Given problem:
Count the lines below that contain the word "PART", and reply with that number alone.

══════════════════════════════

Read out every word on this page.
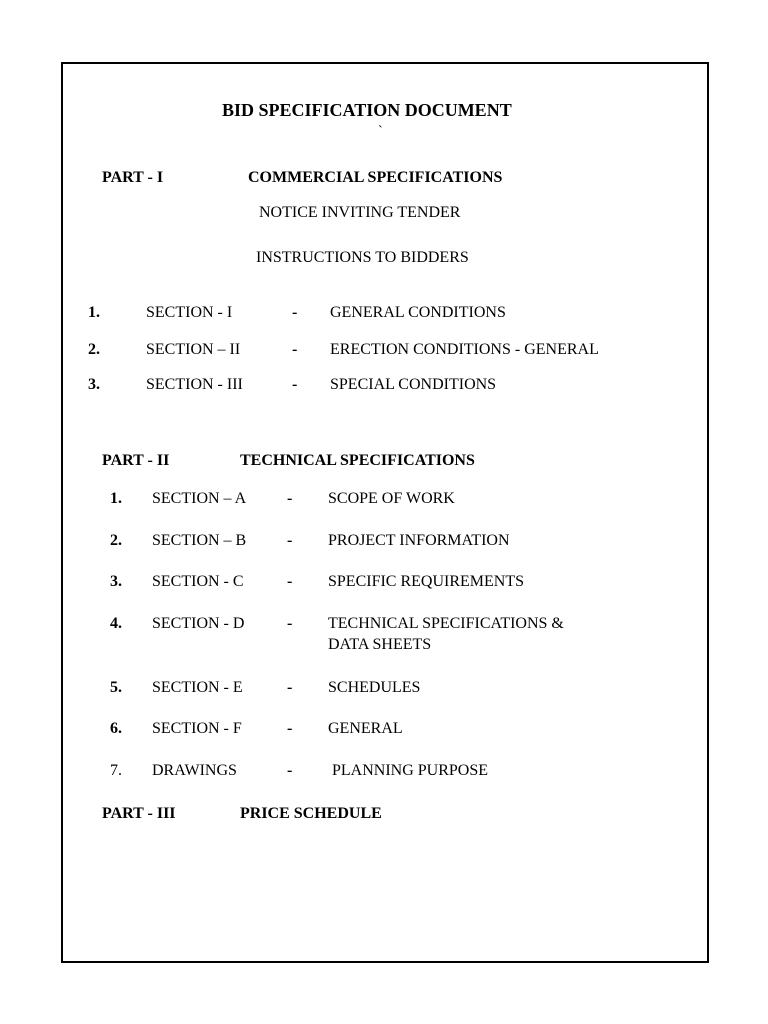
BID SPECIFICATION DOCUMENT
`
PART - I	COMMERCIAL SPECIFICATIONS
NOTICE INVITING TENDER
INSTRUCTIONS TO BIDDERS
1.	SECTION - I	- GENERAL CONDITIONS
2.	SECTION – II	- ERECTION CONDITIONS - GENERAL
3.	SECTION - III	- SPECIAL CONDITIONS
PART - II	TECHNICAL SPECIFICATIONS
1. SECTION – A	- SCOPE OF WORK
2. SECTION – B	- PROJECT INFORMATION
3. SECTION - C	- SPECIFIC REQUIREMENTS
4. SECTION - D	- TECHNICAL SPECIFICATIONS &
DATA SHEETS
5. SECTION - E	- SCHEDULES
6. SECTION - F	- GENERAL
7. DRAWINGS	- PLANNING PURPOSE
PART - III	PRICE SCHEDULE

══════════════════════════════

Response:
3